=== DATA TO USE ===
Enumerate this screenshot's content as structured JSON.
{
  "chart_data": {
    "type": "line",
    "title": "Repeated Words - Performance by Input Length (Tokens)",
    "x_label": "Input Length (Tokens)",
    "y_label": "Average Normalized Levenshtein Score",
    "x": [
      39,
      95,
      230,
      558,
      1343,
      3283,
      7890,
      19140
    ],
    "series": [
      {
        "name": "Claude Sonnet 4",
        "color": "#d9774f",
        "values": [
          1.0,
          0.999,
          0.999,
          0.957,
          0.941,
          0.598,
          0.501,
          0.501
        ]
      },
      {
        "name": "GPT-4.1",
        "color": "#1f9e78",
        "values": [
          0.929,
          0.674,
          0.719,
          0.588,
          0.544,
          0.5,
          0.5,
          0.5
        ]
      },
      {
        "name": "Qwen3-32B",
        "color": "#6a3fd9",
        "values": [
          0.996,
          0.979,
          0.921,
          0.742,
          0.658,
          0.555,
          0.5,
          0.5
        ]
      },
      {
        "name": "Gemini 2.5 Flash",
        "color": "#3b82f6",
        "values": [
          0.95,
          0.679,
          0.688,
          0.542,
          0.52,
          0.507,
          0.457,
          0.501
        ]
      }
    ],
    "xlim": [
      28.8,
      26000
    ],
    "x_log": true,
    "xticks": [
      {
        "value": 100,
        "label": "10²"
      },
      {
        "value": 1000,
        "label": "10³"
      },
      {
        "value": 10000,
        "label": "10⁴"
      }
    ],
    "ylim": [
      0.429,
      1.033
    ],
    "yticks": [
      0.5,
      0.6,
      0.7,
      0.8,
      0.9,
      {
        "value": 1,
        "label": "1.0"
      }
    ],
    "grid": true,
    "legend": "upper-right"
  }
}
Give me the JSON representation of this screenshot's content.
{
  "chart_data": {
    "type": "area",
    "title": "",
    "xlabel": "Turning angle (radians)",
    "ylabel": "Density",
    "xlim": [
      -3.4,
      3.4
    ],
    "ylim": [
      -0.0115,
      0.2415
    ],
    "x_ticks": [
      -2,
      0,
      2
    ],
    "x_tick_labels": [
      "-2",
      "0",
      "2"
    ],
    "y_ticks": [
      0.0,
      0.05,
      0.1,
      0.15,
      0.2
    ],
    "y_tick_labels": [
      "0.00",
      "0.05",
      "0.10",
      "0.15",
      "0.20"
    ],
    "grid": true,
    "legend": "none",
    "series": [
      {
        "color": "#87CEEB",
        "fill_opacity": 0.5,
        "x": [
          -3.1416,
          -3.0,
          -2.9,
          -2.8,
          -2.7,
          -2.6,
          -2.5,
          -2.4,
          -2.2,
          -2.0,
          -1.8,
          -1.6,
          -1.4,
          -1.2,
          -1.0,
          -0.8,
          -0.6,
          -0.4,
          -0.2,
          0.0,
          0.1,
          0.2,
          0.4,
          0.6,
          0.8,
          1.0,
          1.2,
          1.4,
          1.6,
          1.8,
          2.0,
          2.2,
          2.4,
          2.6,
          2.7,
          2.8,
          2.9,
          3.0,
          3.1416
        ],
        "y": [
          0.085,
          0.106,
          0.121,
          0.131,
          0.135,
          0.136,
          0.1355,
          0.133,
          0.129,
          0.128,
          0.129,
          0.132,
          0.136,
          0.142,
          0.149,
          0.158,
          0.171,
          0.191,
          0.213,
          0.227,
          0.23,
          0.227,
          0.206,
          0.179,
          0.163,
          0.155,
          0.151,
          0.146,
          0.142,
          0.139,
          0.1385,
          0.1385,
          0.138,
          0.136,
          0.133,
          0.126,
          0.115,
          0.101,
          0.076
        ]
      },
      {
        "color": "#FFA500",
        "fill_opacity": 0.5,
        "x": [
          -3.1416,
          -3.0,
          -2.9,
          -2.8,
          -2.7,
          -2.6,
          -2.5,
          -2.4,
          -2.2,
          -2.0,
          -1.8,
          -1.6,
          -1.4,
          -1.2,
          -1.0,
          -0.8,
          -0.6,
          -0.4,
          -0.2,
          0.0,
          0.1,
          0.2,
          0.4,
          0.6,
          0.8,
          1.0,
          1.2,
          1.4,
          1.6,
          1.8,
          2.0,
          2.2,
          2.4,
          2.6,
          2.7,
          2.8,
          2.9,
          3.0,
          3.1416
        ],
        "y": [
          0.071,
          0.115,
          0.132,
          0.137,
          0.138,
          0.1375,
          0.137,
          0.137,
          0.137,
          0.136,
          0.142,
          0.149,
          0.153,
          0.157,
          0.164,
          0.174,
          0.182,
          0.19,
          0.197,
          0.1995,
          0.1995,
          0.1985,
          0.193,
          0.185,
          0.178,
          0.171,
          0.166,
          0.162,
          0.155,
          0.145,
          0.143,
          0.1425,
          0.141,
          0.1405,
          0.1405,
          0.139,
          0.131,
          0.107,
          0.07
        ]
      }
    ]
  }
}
===
**WHAT TO WORK ON**. Write out the full listing, keeping every line exactly as it is.

**OUTPUT BELOW**.
Enumerate this screenshot's content as structured JSON.
{
  "chart_data": {
    "type": "line",
    "title": "Repeated Words - Performance by Input Length (Tokens)",
    "x_label": "Input Length (Tokens)",
    "y_label": "Average Normalized Levenshtein Score",
    "x": [
      39,
      95,
      230,
      558,
      1343,
      3283,
      7890,
      19140
    ],
    "series": [
      {
        "name": "Claude Sonnet 4",
        "color": "#d9774f",
        "values": [
          1.0,
          0.999,
          0.999,
          0.957,
          0.941,
          0.598,
          0.501,
          0.501
        ]
      },
      {
        "name": "GPT-4.1",
        "color": "#1f9e78",
        "values": [
          0.929,
          0.674,
          0.719,
          0.588,
          0.544,
          0.5,
          0.5,
          0.5
        ]
      },
      {
        "name": "Qwen3-32B",
        "color": "#6a3fd9",
        "values": [
          0.996,
          0.979,
          0.921,
          0.742,
          0.658,
          0.555,
          0.5,
          0.5
        ]
      },
      {
        "name": "Gemini 2.5 Flash",
        "color": "#3b82f6",
        "values": [
          0.95,
          0.679,
          0.688,
          0.542,
          0.52,
          0.507,
          0.457,
          0.501
        ]
      }
    ],
    "xlim": [
      28.8,
      26000
    ],
    "x_log": true,
    "xticks": [
      {
        "value": 100,
        "label": "10²"
      },
      {
        "value": 1000,
        "label": "10³"
      },
      {
        "value": 10000,
        "label": "10⁴"
      }
    ],
    "ylim": [
      0.429,
      1.033
    ],
    "yticks": [
      0.5,
      0.6,
      0.7,
      0.8,
      0.9,
      {
        "value": 1,
        "label": "1.0"
      }
    ],
    "grid": true,
    "legend": "upper-right"
  }
}
Give me the JSON representation of this screenshot's content.
{
  "chart_data": {
    "type": "area",
    "title": "",
    "xlabel": "Turning angle (radians)",
    "ylabel": "Density",
    "xlim": [
      -3.4,
      3.4
    ],
    "ylim": [
      -0.0115,
      0.2415
    ],
    "x_ticks": [
      -2,
      0,
      2
    ],
    "x_tick_labels": [
      "-2",
      "0",
      "2"
    ],
    "y_ticks": [
      0.0,
      0.05,
      0.1,
      0.15,
      0.2
    ],
    "y_tick_labels": [
      "0.00",
      "0.05",
      "0.10",
      "0.15",
      "0.20"
    ],
    "grid": true,
    "legend": "none",
    "series": [
      {
        "color": "#87CEEB",
        "fill_opacity": 0.5,
        "x": [
          -3.1416,
          -3.0,
          -2.9,
          -2.8,
          -2.7,
          -2.6,
          -2.5,
          -2.4,
          -2.2,
          -2.0,
          -1.8,
          -1.6,
          -1.4,
          -1.2,
          -1.0,
          -0.8,
          -0.6,
          -0.4,
          -0.2,
          0.0,
          0.1,
          0.2,
          0.4,
          0.6,
          0.8,
          1.0,
          1.2,
          1.4,
          1.6,
          1.8,
          2.0,
          2.2,
          2.4,
          2.6,
          2.7,
          2.8,
          2.9,
          3.0,
          3.1416
        ],
        "y": [
          0.085,
          0.106,
          0.121,
          0.131,
          0.135,
          0.136,
          0.1355,
          0.133,
          0.129,
          0.128,
          0.129,
          0.132,
          0.136,
          0.142,
          0.149,
          0.158,
          0.171,
          0.191,
          0.213,
          0.227,
          0.23,
          0.227,
          0.206,
          0.179,
          0.163,
          0.155,
          0.151,
          0.146,
          0.142,
          0.139,
          0.1385,
          0.1385,
          0.138,
          0.136,
          0.133,
          0.126,
          0.115,
          0.101,
          0.076
        ]
      },
      {
        "color": "#FFA500",
        "fill_opacity": 0.5,
        "x": [
          -3.1416,
          -3.0,
          -2.9,
          -2.8,
          -2.7,
          -2.6,
          -2.5,
          -2.4,
          -2.2,
          -2.0,
          -1.8,
          -1.6,
          -1.4,
          -1.2,
          -1.0,
          -0.8,
          -0.6,
          -0.4,
          -0.2,
          0.0,
          0.1,
          0.2,
          0.4,
          0.6,
          0.8,
          1.0,
          1.2,
          1.4,
          1.6,
          1.8,
          2.0,
          2.2,
          2.4,
          2.6,
          2.7,
          2.8,
          2.9,
          3.0,
          3.1416
        ],
        "y": [
          0.071,
          0.115,
          0.132,
          0.137,
          0.138,
          0.1375,
          0.137,
          0.137,
          0.137,
          0.136,
          0.142,
          0.149,
          0.153,
          0.157,
          0.164,
          0.174,
          0.182,
          0.19,
          0.197,
          0.1995,
          0.1995,
          0.1985,
          0.193,
          0.185,
          0.178,
          0.171,
          0.166,
          0.162,
          0.155,
          0.145,
          0.143,
          0.1425,
          0.141,
          0.1405,
          0.1405,
          0.139,
          0.131,
          0.107,
          0.07
        ]
      }
    ]
  }
}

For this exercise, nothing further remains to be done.